* **Exercise objective**
Spot each line in the records below where the word "this" occurs, then copy it.

* **The input**
- - - - -
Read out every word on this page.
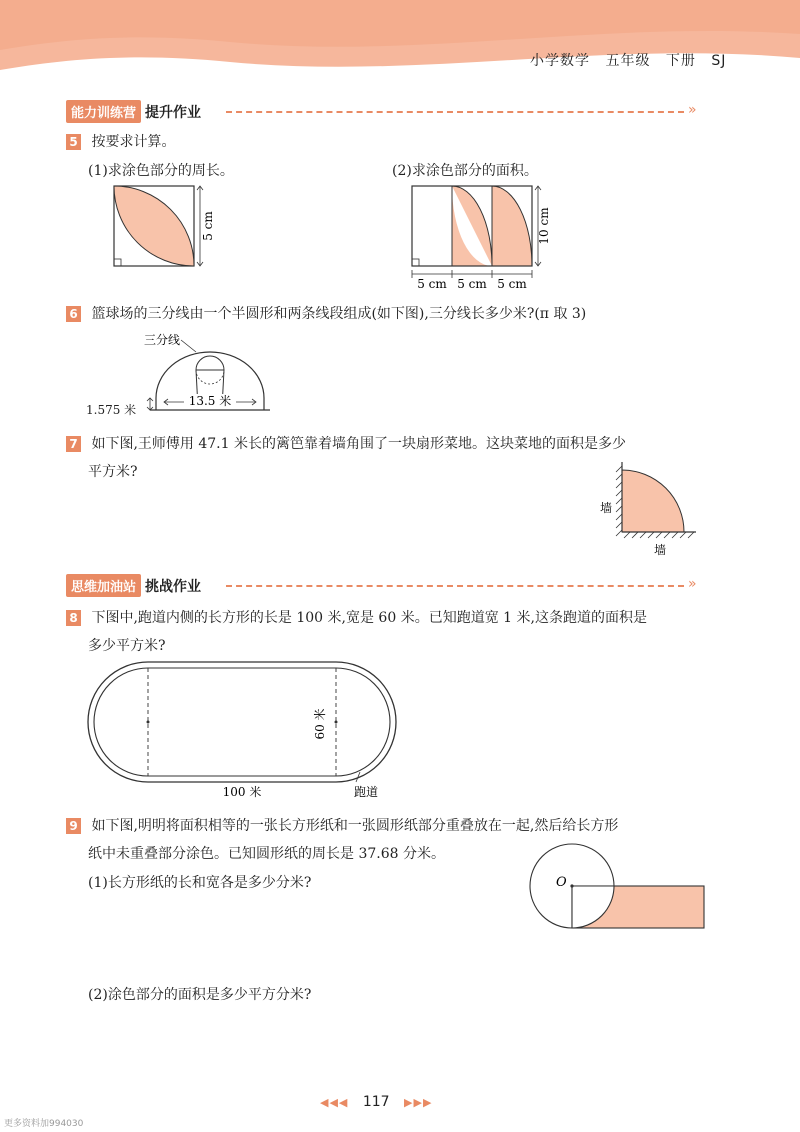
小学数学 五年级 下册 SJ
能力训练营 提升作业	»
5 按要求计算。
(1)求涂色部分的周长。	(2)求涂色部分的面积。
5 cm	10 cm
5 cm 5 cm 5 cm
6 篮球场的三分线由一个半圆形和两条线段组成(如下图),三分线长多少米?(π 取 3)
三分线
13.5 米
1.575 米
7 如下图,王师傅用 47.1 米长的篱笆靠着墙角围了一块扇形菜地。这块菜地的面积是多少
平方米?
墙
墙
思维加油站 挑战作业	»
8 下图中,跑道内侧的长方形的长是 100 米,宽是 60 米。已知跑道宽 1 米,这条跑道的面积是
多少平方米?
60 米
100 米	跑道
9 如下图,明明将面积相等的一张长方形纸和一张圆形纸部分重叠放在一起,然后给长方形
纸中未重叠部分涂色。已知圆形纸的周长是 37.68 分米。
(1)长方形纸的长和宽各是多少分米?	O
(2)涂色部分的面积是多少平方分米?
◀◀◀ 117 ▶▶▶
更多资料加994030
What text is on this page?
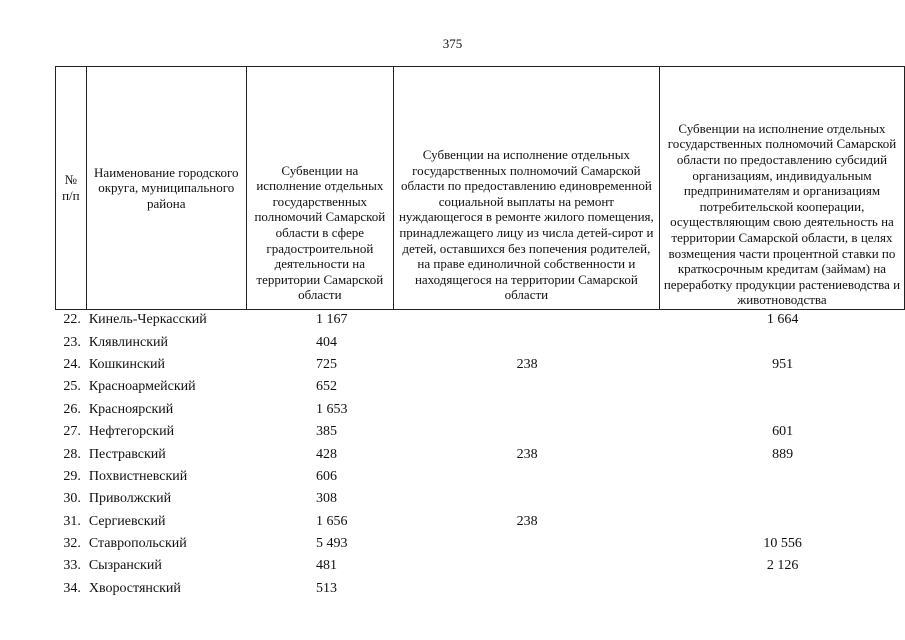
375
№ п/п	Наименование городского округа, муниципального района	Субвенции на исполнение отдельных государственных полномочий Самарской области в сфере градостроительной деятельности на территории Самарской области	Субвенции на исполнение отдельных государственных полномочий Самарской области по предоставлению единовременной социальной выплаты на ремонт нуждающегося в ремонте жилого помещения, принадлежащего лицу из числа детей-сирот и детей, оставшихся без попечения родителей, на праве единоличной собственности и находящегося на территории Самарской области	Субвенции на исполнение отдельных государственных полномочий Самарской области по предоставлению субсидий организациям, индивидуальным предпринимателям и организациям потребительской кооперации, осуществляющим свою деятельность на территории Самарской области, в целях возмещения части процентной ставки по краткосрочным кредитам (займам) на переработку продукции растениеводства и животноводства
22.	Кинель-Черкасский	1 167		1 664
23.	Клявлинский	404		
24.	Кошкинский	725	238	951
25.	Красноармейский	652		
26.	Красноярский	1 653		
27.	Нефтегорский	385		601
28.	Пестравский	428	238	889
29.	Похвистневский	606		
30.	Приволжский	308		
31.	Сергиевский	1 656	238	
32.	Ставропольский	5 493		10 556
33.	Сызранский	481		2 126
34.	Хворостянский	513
- - - - -
* **Result**
Read out every word on this page.
What text is on this page?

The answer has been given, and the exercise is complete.